▸ Work to complete
Report all lines from the entries below in which "Bitstamp" appears.

(Data excerpts)
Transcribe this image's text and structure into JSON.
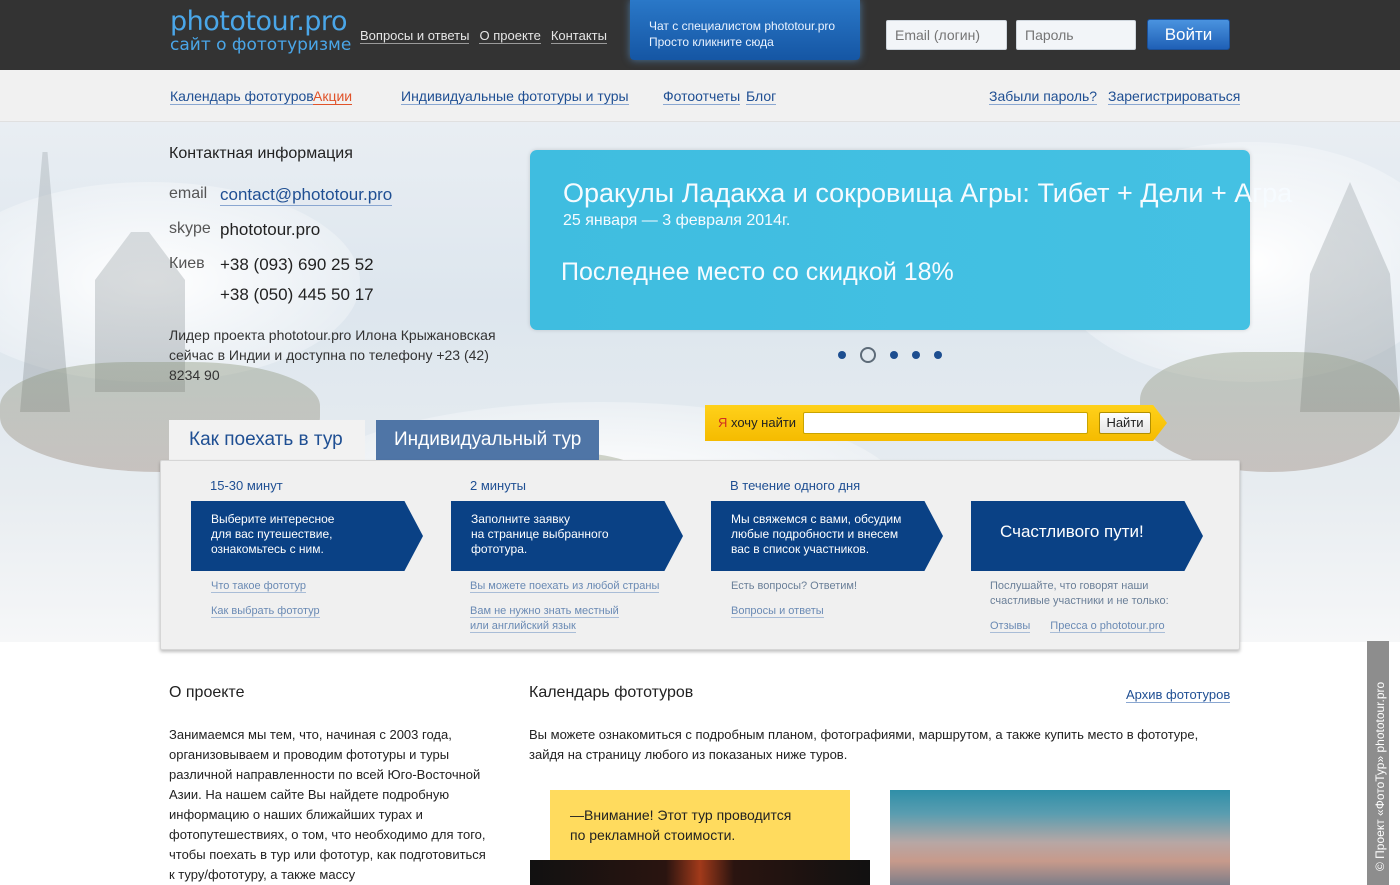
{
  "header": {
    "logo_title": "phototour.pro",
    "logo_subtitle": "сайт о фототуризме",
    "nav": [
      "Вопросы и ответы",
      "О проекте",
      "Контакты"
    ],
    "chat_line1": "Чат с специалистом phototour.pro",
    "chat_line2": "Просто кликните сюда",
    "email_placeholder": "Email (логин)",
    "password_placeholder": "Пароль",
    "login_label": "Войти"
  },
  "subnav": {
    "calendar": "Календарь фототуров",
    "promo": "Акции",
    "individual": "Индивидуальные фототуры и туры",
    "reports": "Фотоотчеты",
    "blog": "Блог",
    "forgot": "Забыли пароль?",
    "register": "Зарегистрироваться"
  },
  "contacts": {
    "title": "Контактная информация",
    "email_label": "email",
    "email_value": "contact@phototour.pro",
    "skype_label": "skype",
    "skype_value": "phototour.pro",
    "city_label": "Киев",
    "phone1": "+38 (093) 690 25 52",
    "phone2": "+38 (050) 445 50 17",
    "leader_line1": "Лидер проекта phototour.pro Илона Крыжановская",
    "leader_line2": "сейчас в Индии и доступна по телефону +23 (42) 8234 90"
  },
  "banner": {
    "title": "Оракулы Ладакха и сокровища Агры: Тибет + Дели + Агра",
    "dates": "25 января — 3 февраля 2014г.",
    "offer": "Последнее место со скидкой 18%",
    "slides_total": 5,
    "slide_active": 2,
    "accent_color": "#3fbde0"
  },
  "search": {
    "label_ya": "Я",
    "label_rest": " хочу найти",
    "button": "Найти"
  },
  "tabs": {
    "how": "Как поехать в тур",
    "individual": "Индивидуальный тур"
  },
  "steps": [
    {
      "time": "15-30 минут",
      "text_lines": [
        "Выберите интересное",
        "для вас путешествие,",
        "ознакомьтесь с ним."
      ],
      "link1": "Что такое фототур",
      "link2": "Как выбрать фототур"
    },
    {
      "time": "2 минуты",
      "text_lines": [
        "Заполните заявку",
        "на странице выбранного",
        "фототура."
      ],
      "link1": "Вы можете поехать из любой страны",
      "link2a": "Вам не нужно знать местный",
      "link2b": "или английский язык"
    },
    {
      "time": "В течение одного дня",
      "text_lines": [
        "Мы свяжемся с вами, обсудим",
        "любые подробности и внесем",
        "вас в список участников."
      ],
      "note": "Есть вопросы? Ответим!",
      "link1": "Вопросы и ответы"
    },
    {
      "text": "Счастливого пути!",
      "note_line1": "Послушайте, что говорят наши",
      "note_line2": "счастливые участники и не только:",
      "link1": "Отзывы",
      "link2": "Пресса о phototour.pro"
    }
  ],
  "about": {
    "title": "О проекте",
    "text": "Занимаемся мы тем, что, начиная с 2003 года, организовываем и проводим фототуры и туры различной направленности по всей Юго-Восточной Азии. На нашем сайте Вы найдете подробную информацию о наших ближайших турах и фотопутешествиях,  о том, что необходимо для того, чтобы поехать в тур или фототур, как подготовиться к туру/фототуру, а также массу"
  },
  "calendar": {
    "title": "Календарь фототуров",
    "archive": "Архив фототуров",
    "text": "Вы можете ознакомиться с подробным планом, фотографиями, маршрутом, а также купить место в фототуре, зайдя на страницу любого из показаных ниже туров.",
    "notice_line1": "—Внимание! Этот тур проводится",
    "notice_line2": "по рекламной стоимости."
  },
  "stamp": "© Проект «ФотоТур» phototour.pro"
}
---
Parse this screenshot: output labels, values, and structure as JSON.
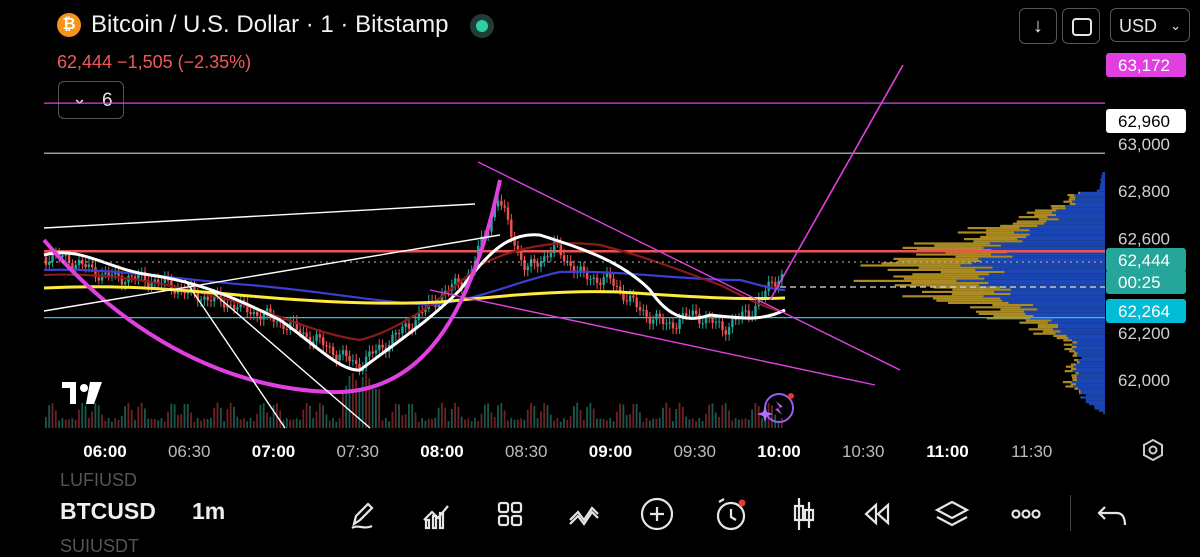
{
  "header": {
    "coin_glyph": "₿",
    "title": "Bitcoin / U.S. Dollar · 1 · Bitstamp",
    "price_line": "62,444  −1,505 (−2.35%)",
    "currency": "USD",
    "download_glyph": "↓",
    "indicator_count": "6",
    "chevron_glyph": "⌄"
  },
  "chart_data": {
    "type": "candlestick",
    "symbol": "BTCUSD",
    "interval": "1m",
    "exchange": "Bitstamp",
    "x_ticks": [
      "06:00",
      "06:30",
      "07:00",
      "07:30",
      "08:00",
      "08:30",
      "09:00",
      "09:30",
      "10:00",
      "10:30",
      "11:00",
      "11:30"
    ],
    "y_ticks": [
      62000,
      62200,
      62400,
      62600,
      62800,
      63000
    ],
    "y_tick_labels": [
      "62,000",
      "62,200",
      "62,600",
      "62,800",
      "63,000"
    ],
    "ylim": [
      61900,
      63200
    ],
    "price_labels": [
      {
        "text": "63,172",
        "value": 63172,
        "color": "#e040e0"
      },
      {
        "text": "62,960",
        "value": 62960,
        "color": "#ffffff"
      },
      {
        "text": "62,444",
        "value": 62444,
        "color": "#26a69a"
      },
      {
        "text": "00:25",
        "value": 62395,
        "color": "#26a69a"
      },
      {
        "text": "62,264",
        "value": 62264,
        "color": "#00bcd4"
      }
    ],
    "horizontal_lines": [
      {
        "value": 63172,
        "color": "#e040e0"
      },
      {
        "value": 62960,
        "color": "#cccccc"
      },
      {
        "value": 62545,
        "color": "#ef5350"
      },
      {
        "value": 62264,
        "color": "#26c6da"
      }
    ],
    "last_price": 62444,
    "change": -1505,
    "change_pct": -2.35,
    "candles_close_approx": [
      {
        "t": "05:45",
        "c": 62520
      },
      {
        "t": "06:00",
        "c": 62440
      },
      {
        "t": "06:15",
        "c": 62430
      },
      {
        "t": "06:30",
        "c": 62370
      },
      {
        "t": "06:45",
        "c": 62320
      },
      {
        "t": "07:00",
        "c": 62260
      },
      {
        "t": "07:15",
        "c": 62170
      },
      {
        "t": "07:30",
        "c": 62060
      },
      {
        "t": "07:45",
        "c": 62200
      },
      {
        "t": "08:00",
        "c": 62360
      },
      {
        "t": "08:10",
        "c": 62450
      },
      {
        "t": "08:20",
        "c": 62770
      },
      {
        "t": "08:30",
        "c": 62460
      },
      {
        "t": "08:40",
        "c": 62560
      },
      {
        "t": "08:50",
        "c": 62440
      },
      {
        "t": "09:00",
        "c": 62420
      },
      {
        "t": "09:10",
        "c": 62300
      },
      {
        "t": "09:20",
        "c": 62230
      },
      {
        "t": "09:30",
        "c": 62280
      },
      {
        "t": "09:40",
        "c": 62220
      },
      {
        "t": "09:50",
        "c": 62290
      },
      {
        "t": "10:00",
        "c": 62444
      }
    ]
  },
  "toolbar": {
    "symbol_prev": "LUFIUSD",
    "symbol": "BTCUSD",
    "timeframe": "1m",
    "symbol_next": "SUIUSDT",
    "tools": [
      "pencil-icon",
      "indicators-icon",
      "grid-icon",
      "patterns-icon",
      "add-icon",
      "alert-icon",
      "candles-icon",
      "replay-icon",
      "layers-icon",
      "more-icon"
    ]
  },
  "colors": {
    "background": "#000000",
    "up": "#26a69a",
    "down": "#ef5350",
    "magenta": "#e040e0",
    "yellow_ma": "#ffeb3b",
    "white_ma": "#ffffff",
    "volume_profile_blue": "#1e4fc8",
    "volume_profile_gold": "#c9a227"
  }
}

▸ Full output
    "title": "Bitcoin / U.S. Dollar · 1 · Bitstamp",
    "exchange": "Bitstamp",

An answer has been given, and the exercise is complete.